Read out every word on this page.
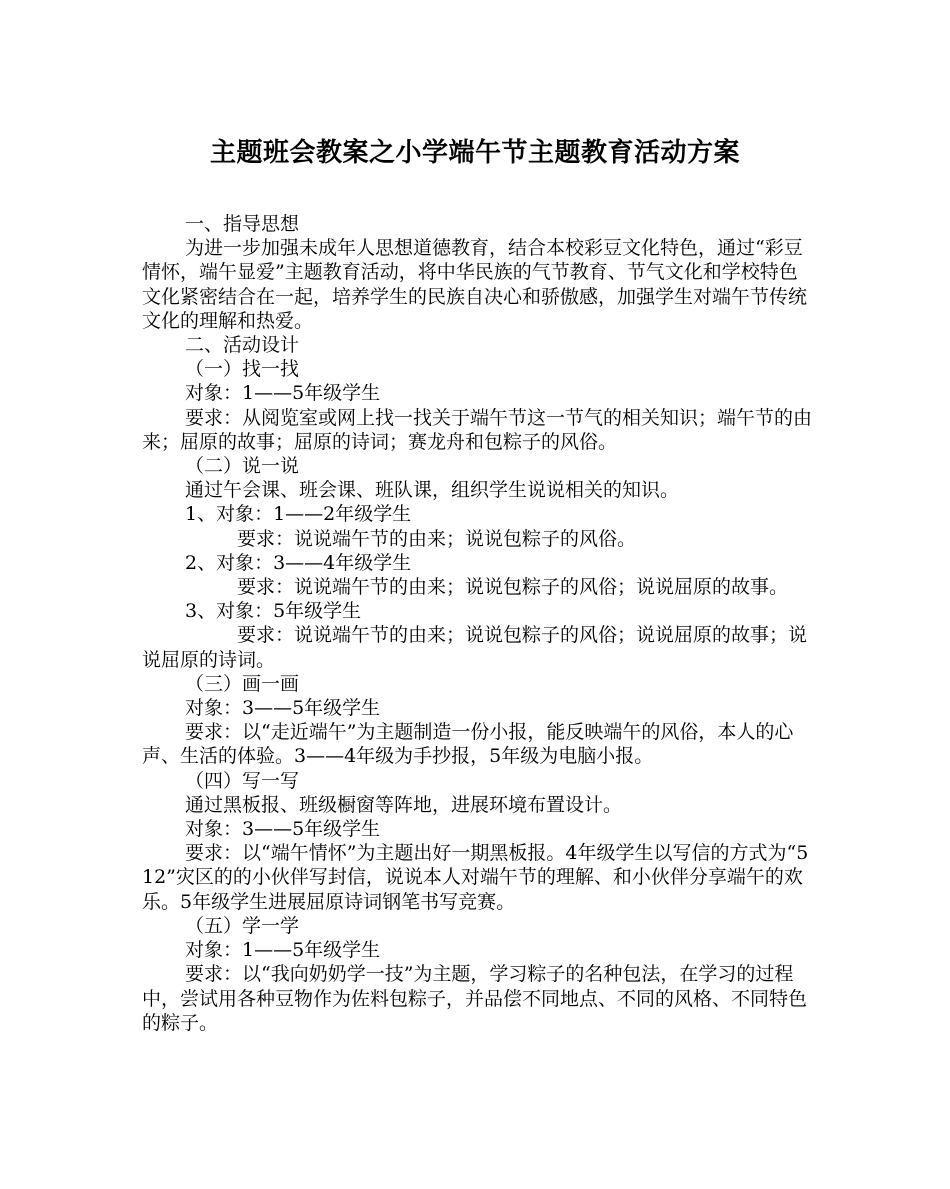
主题班会教案之小学端午节主题教育活动方案

一、指导思想

为进一步加强未成年人思想道德教育，结合本校彩豆文化特色，通过“彩豆情怀，端午显爱”主题教育活动，将中华民族的气节教育、节气文化和学校特色文化紧密结合在一起，培养学生的民族自决心和骄傲感，加强学生对端午节传统文化的理解和热爱。

二、活动设计

（一）找一找

对象：1——5年级学生

要求：从阅览室或网上找一找关于端午节这一节气的相关知识；端午节的由来；屈原的故事；屈原的诗词；赛龙舟和包粽子的风俗。

（二）说一说

通过午会课、班会课、班队课，组织学生说说相关的知识。

1、对象：1——2年级学生

要求：说说端午节的由来；说说包粽子的风俗。

2、对象：3——4年级学生

要求：说说端午节的由来；说说包粽子的风俗；说说屈原的故事。

3、对象：5年级学生

要求：说说端午节的由来；说说包粽子的风俗；说说屈原的故事；说说屈原的诗词。

（三）画一画

对象：3——5年级学生

要求：以“走近端午”为主题制造一份小报，能反映端午的风俗，本人的心声、生活的体验。3——4年级为手抄报，5年级为电脑小报。

（四）写一写

通过黑板报、班级橱窗等阵地，进展环境布置设计。

对象：3——5年级学生

要求：以“端午情怀”为主题出好一期黑板报。4年级学生以写信的方式为“512”灾区的的小伙伴写封信，说说本人对端午节的理解、和小伙伴分享端午的欢乐。5年级学生进展屈原诗词钢笔书写竞赛。

（五）学一学

对象：1——5年级学生

要求：以“我向奶奶学一技”为主题，学习粽子的名种包法，在学习的过程中，尝试用各种豆物作为佐料包粽子，并品偿不同地点、不同的风格、不同特色的粽子。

════════

WRITTEN REQUEST:
Find the word "说说包粽子的风俗" in the data and show each line that holds it.

ANSWER BELOW:
要求：说说端午节的由来；说说包粽子的风俗。
要求：说说端午节的由来；说说包粽子的风俗；说说屈原的故事。
要求：说说端午节的由来；说说包粽子的风俗；说说屈原的故事；说说屈原的诗词。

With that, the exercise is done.